PROVIDED MATERIAL —
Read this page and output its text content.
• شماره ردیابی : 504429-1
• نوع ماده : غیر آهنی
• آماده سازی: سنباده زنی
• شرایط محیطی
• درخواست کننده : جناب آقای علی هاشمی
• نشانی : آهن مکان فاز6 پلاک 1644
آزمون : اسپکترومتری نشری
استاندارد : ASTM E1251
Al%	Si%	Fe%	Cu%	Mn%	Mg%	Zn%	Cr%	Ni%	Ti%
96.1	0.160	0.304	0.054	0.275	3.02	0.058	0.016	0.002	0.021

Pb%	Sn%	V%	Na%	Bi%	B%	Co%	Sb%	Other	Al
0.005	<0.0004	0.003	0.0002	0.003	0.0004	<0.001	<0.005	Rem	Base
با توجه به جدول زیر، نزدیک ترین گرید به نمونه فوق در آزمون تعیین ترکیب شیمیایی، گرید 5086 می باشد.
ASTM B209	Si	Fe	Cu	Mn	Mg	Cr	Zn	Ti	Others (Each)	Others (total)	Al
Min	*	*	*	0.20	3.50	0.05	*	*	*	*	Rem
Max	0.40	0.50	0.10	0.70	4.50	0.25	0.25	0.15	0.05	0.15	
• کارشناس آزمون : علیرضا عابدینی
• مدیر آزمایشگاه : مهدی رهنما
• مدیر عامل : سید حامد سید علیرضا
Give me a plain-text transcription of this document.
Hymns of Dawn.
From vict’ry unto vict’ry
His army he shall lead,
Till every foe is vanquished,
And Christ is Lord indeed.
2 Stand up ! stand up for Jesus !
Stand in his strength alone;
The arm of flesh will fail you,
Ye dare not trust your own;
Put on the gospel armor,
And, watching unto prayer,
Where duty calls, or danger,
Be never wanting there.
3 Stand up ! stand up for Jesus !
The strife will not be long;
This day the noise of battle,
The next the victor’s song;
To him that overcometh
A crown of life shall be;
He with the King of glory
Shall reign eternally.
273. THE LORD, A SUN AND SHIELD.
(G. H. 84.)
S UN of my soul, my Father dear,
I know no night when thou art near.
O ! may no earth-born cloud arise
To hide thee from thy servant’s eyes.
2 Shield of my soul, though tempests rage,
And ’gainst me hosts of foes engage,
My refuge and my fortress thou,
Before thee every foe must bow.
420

TASK BRIEF — Copy all the entries verbatim.

RESULT —
Read this page and output its text content.
• شماره ردیابی : 504429-1
• نوع ماده : غیر آهنی
• آماده سازی: سنباده زنی
• شرایط محیطی
• درخواست کننده : جناب آقای علی هاشمی
• نشانی : آهن مکان فاز6 پلاک 1644
آزمون : اسپکترومتری نشری
استاندارد : ASTM E1251
Al%	Si%	Fe%	Cu%	Mn%	Mg%	Zn%	Cr%	Ni%	Ti%
96.1	0.160	0.304	0.054	0.275	3.02	0.058	0.016	0.002	0.021

Pb%	Sn%	V%	Na%	Bi%	B%	Co%	Sb%	Other	Al
0.005	<0.0004	0.003	0.0002	0.003	0.0004	<0.001	<0.005	Rem	Base
با توجه به جدول زیر، نزدیک ترین گرید به نمونه فوق در آزمون تعیین ترکیب شیمیایی، گرید 5086 می باشد.
ASTM B209	Si	Fe	Cu	Mn	Mg	Cr	Zn	Ti	Others (Each)	Others (total)	Al
Min	*	*	*	0.20	3.50	0.05	*	*	*	*	Rem
Max	0.40	0.50	0.10	0.70	4.50	0.25	0.25	0.15	0.05	0.15	
• کارشناس آزمون : علیرضا عابدینی
• مدیر آزمایشگاه : مهدی رهنما
• مدیر عامل : سید حامد سید علیرضا
Give me a plain-text transcription of this document.
Hymns of Dawn.
From vict’ry unto vict’ry
His army he shall lead,
Till every foe is vanquished,
And Christ is Lord indeed.
2 Stand up ! stand up for Jesus !
Stand in his strength alone;
The arm of flesh will fail you,
Ye dare not trust your own;
Put on the gospel armor,
And, watching unto prayer,
Where duty calls, or danger,
Be never wanting there.
3 Stand up ! stand up for Jesus !
The strife will not be long;
This day the noise of battle,
The next the victor’s song;
To him that overcometh
A crown of life shall be;
He with the King of glory
Shall reign eternally.
273. THE LORD, A SUN AND SHIELD.
(G. H. 84.)
S UN of my soul, my Father dear,
I know no night when thou art near.
O ! may no earth-born cloud arise
To hide thee from thy servant’s eyes.
2 Shield of my soul, though tempests rage,
And ’gainst me hosts of foes engage,
My refuge and my fortress thou,
Before thee every foe must bow.
420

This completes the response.